▶ **Given problem**
Copy the material that follows word for word and omit its pictures.

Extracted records
+===+

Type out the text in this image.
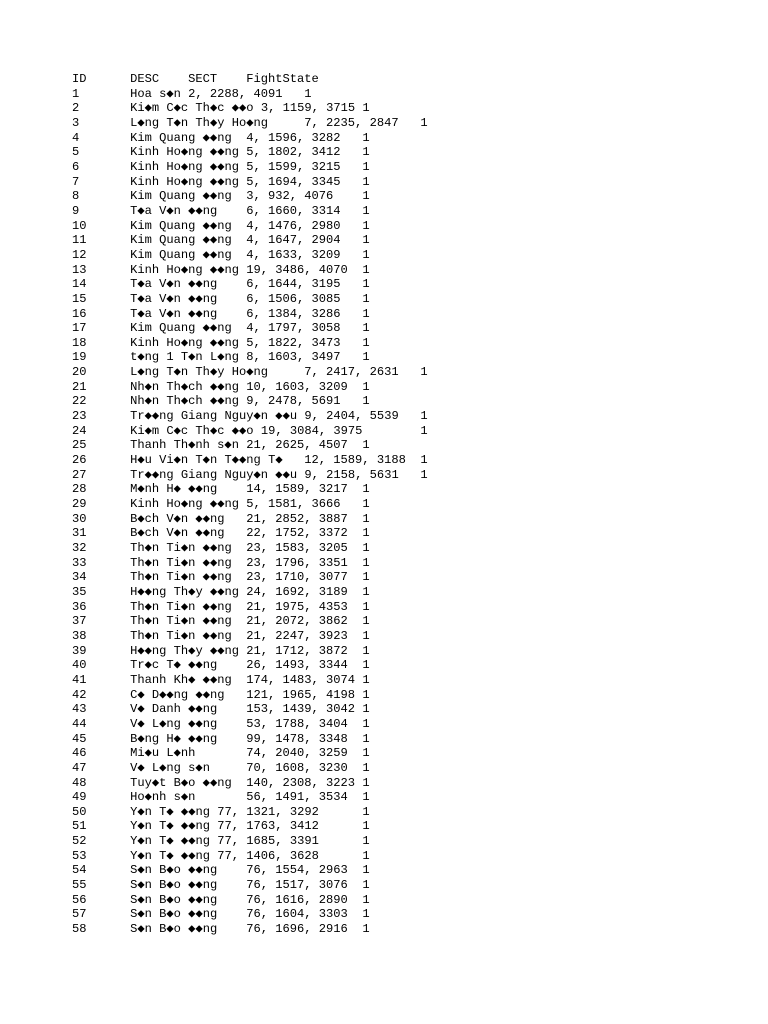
ID	DESC	SECT	FightState
1	Hoa s◆n	2, 2288, 4091	1
2	Ki◆m C◆c Th◆c ◆◆o 3, 1159, 3715	1
3	L◆ng T◆n Th◆y Ho◆ng	7, 2235, 2847	1
4	Kim Quang ◆◆ng	4, 1596, 3282	1
5	Kinh Ho◆ng ◆◆ng	5, 1802, 3412	1
6	Kinh Ho◆ng ◆◆ng	5, 1599, 3215	1
7	Kinh Ho◆ng ◆◆ng	5, 1694, 3345	1
8	Kim Quang ◆◆ng	3, 932, 4076	1
9	T◆a V◆n ◆◆ng	6, 1660, 3314	1
10	Kim Quang ◆◆ng	4, 1476, 2980	1
11	Kim Quang ◆◆ng	4, 1647, 2904	1
12	Kim Quang ◆◆ng	4, 1633, 3209	1
13	Kinh Ho◆ng ◆◆ng	19, 3486, 4070	1
14	T◆a V◆n ◆◆ng	6, 1644, 3195	1
15	T◆a V◆n ◆◆ng	6, 1506, 3085	1
16	T◆a V◆n ◆◆ng	6, 1384, 3286	1
17	Kim Quang ◆◆ng	4, 1797, 3058	1
18	Kinh Ho◆ng ◆◆ng	5, 1822, 3473	1
19	t◆ng 1 T◆n L◆ng	8, 1603, 3497	1
20	L◆ng T◆n Th◆y Ho◆ng	7, 2417, 2631	1
21	Nh◆n Th◆ch ◆◆ng	10, 1603, 3209	1
22	Nh◆n Th◆ch ◆◆ng	9, 2478, 5691	1
23	Tr◆◆ng Giang Nguy◆n ◆◆u 9, 2404, 5539	1
24	Ki◆m C◆c Th◆c ◆◆o 19, 3084, 3975	1
25	Thanh Th◆nh s◆n	21, 2625, 4507	1
26	H◆u Vi◆n T◆n T◆◆ng T◆	12, 1589, 3188	1
27	Tr◆◆ng Giang Nguy◆n ◆◆u 9, 2158, 5631	1
28	M◆nh H◆ ◆◆ng	14, 1589, 3217	1
29	Kinh Ho◆ng ◆◆ng	5, 1581, 3666	1
30	B◆ch V◆n ◆◆ng	21, 2852, 3887	1
31	B◆ch V◆n ◆◆ng	22, 1752, 3372	1
32	Th◆n Ti◆n ◆◆ng	23, 1583, 3205	1
33	Th◆n Ti◆n ◆◆ng	23, 1796, 3351	1
34	Th◆n Ti◆n ◆◆ng	23, 1710, 3077	1
35	H◆◆ng Th◆y ◆◆ng	24, 1692, 3189	1
36	Th◆n Ti◆n ◆◆ng	21, 1975, 4353	1
37	Th◆n Ti◆n ◆◆ng	21, 2072, 3862	1
38	Th◆n Ti◆n ◆◆ng	21, 2247, 3923	1
39	H◆◆ng Th◆y ◆◆ng	21, 1712, 3872	1
40	Tr◆c T◆ ◆◆ng	26, 1493, 3344	1
41	Thanh Kh◆ ◆◆ng	174, 1483, 3074	1
42	C◆ D◆◆ng ◆◆ng	121, 1965, 4198	1
43	V◆ Danh ◆◆ng	153, 1439, 3042	1
44	V◆ L◆ng ◆◆ng	53, 1788, 3404	1
45	B◆ng H◆ ◆◆ng	99, 1478, 3348	1
46	Mi◆u L◆nh	74, 2040, 3259	1
47	V◆ L◆ng s◆n	70, 1608, 3230	1
48	Tuy◆t B◆o ◆◆ng	140, 2308, 3223	1
49	Ho◆nh s◆n	56, 1491, 3534	1
50	Y◆n T◆ ◆◆ng 77, 1321, 3292	1
51	Y◆n T◆ ◆◆ng 77, 1763, 3412	1
52	Y◆n T◆ ◆◆ng 77, 1685, 3391	1
53	Y◆n T◆ ◆◆ng 77, 1406, 3628	1
54	S◆n B◆o ◆◆ng	76, 1554, 2963	1
55	S◆n B◆o ◆◆ng	76, 1517, 3076	1
56	S◆n B◆o ◆◆ng	76, 1616, 2890	1
57	S◆n B◆o ◆◆ng	76, 1604, 3303	1
58	S◆n B◆o ◆◆ng	76, 1696, 2916	1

+===+

▶ **Correct output**
Type out the text in this image.
ID	DESC	SECT	FightState
1	Hoa s◆n	2, 2288, 4091	1
2	Ki◆m C◆c Th◆c ◆◆o 3, 1159, 3715	1
3	L◆ng T◆n Th◆y Ho◆ng	7, 2235, 2847	1
4	Kim Quang ◆◆ng	4, 1596, 3282	1
5	Kinh Ho◆ng ◆◆ng	5, 1802, 3412	1
6	Kinh Ho◆ng ◆◆ng	5, 1599, 3215	1
7	Kinh Ho◆ng ◆◆ng	5, 1694, 3345	1
8	Kim Quang ◆◆ng	3, 932, 4076	1
9	T◆a V◆n ◆◆ng	6, 1660, 3314	1
10	Kim Quang ◆◆ng	4, 1476, 2980	1
11	Kim Quang ◆◆ng	4, 1647, 2904	1
12	Kim Quang ◆◆ng	4, 1633, 3209	1
13	Kinh Ho◆ng ◆◆ng	19, 3486, 4070	1
14	T◆a V◆n ◆◆ng	6, 1644, 3195	1
15	T◆a V◆n ◆◆ng	6, 1506, 3085	1
16	T◆a V◆n ◆◆ng	6, 1384, 3286	1
17	Kim Quang ◆◆ng	4, 1797, 3058	1
18	Kinh Ho◆ng ◆◆ng	5, 1822, 3473	1
19	t◆ng 1 T◆n L◆ng	8, 1603, 3497	1
20	L◆ng T◆n Th◆y Ho◆ng	7, 2417, 2631	1
21	Nh◆n Th◆ch ◆◆ng	10, 1603, 3209	1
22	Nh◆n Th◆ch ◆◆ng	9, 2478, 5691	1
23	Tr◆◆ng Giang Nguy◆n ◆◆u 9, 2404, 5539	1
24	Ki◆m C◆c Th◆c ◆◆o 19, 3084, 3975	1
25	Thanh Th◆nh s◆n	21, 2625, 4507	1
26	H◆u Vi◆n T◆n T◆◆ng T◆	12, 1589, 3188	1
27	Tr◆◆ng Giang Nguy◆n ◆◆u 9, 2158, 5631	1
28	M◆nh H◆ ◆◆ng	14, 1589, 3217	1
29	Kinh Ho◆ng ◆◆ng	5, 1581, 3666	1
30	B◆ch V◆n ◆◆ng	21, 2852, 3887	1
31	B◆ch V◆n ◆◆ng	22, 1752, 3372	1
32	Th◆n Ti◆n ◆◆ng	23, 1583, 3205	1
33	Th◆n Ti◆n ◆◆ng	23, 1796, 3351	1
34	Th◆n Ti◆n ◆◆ng	23, 1710, 3077	1
35	H◆◆ng Th◆y ◆◆ng	24, 1692, 3189	1
36	Th◆n Ti◆n ◆◆ng	21, 1975, 4353	1
37	Th◆n Ti◆n ◆◆ng	21, 2072, 3862	1
38	Th◆n Ti◆n ◆◆ng	21, 2247, 3923	1
39	H◆◆ng Th◆y ◆◆ng	21, 1712, 3872	1
40	Tr◆c T◆ ◆◆ng	26, 1493, 3344	1
41	Thanh Kh◆ ◆◆ng	174, 1483, 3074	1
42	C◆ D◆◆ng ◆◆ng	121, 1965, 4198	1
43	V◆ Danh ◆◆ng	153, 1439, 3042	1
44	V◆ L◆ng ◆◆ng	53, 1788, 3404	1
45	B◆ng H◆ ◆◆ng	99, 1478, 3348	1
46	Mi◆u L◆nh	74, 2040, 3259	1
47	V◆ L◆ng s◆n	70, 1608, 3230	1
48	Tuy◆t B◆o ◆◆ng	140, 2308, 3223	1
49	Ho◆nh s◆n	56, 1491, 3534	1
50	Y◆n T◆ ◆◆ng 77, 1321, 3292	1
51	Y◆n T◆ ◆◆ng 77, 1763, 3412	1
52	Y◆n T◆ ◆◆ng 77, 1685, 3391	1
53	Y◆n T◆ ◆◆ng 77, 1406, 3628	1
54	S◆n B◆o ◆◆ng	76, 1554, 2963	1
55	S◆n B◆o ◆◆ng	76, 1517, 3076	1
56	S◆n B◆o ◆◆ng	76, 1616, 2890	1
57	S◆n B◆o ◆◆ng	76, 1604, 3303	1
58	S◆n B◆o ◆◆ng	76, 1696, 2916	1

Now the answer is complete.